RECORDS FOR THE TASK >>

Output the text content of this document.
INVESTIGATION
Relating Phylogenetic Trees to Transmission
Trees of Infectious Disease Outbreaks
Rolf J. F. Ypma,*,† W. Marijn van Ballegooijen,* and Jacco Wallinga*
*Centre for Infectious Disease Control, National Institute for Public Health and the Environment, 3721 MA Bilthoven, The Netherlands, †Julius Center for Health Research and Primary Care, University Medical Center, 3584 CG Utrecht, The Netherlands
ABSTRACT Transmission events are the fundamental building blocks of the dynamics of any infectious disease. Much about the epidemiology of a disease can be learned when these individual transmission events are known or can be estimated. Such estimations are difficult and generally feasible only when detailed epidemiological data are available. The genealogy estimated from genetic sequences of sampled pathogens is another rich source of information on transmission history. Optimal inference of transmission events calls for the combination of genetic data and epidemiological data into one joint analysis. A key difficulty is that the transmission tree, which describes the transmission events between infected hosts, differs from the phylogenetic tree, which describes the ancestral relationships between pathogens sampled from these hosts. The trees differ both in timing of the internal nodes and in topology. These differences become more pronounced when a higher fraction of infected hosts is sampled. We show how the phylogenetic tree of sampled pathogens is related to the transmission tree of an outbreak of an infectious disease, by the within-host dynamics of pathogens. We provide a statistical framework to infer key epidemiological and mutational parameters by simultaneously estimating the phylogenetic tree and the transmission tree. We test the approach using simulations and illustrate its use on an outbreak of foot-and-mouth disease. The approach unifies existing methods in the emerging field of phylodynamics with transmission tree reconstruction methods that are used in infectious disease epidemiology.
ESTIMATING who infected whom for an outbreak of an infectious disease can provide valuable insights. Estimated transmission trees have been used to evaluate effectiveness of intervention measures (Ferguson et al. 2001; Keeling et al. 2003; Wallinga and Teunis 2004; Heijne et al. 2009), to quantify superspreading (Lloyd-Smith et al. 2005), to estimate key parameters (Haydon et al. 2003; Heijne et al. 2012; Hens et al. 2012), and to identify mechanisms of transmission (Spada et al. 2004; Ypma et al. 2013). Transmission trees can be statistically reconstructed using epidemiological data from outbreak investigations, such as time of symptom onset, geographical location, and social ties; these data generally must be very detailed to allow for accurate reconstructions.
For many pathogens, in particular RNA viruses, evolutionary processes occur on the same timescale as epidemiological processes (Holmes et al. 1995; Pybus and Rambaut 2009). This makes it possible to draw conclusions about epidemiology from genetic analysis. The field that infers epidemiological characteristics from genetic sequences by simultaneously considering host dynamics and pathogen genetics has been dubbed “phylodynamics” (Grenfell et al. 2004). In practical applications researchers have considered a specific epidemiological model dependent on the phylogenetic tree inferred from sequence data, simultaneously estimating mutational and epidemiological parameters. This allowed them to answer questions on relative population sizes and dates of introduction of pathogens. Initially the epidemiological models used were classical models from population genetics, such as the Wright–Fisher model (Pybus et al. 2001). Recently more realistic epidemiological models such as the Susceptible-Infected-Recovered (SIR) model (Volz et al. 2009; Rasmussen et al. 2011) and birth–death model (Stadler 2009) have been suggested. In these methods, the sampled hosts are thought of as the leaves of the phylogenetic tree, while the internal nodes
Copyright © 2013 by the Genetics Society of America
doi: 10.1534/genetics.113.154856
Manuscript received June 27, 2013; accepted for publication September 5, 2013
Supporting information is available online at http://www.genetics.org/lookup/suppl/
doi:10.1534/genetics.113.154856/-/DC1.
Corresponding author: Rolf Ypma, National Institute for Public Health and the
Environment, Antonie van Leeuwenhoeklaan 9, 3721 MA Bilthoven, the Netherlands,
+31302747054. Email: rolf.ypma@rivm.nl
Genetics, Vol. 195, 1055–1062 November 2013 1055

YOUR INSTRUCTIONS >>
Scan the data above. Return every line with "Health" in it.

EXPECTED OUTPUT >>
*Centre for Infectious Disease Control, National Institute for Public Health and the Environment, 3721 MA Bilthoven, The Netherlands, †Julius Center for Health Research and Primary Care, University Medical Center, 3584 CG Utrecht, The Netherlands
Corresponding author: Rolf Ypma, National Institute for Public Health and the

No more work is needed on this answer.